Set task: Identify each line of the material below that contains the word "posición", and copy those lines in full.

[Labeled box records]
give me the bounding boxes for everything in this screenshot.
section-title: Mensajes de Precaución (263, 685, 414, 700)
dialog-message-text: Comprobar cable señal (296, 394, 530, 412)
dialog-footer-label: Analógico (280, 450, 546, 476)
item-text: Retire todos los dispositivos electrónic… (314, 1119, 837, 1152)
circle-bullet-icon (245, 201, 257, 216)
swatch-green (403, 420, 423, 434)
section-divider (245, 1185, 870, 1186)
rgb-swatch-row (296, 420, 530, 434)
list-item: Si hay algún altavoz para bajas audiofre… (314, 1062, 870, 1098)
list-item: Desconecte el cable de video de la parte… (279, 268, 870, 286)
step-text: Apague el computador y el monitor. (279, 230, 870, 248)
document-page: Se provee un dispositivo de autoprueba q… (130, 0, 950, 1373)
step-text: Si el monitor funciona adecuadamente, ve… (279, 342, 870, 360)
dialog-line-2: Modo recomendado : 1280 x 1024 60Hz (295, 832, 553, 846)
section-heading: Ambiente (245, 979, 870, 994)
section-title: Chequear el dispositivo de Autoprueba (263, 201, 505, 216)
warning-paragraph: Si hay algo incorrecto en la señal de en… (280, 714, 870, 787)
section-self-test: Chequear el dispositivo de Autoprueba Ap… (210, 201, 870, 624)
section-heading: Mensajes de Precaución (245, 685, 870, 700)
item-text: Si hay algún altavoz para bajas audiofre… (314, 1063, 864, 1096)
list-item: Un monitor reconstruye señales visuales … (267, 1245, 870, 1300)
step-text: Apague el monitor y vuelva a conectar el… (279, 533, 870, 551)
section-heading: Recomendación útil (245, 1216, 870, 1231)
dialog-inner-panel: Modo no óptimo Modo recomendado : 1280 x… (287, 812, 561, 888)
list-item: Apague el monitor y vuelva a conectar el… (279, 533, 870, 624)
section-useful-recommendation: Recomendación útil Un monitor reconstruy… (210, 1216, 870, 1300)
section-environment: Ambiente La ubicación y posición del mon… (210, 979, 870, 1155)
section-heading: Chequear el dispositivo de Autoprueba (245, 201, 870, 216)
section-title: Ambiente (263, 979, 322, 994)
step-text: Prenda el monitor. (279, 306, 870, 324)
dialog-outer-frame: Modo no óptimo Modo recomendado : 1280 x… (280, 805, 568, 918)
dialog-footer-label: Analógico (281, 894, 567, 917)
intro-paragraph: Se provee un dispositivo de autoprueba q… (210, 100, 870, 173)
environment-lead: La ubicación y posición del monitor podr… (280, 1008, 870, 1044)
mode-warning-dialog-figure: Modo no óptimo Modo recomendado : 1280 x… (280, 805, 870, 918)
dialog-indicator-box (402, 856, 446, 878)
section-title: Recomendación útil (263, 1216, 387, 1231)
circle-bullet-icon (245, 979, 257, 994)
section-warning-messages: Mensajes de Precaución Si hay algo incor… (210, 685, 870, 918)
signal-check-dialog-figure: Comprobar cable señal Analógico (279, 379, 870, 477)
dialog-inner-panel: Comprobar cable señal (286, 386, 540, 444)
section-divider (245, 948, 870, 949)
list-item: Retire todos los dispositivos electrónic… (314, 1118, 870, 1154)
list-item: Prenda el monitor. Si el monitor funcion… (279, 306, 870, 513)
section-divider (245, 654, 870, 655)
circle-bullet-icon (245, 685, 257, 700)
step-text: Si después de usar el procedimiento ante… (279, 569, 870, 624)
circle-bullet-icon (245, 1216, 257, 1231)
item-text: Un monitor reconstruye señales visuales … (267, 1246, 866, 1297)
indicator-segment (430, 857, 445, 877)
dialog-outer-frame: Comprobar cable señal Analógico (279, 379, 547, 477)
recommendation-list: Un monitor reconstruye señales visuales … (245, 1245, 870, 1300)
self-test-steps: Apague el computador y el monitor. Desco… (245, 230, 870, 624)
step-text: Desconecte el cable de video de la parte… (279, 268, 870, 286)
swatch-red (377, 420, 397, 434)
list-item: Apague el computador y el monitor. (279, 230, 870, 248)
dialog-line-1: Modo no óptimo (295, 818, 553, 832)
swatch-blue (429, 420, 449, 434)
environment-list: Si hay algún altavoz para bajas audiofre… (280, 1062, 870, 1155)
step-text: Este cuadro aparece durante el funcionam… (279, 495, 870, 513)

Problem solution:
section-environment: Ambiente La ubicación y posición del mon… (210, 979, 870, 1155)
environment-lead: La ubicación y posición del monitor podr… (280, 1008, 870, 1044)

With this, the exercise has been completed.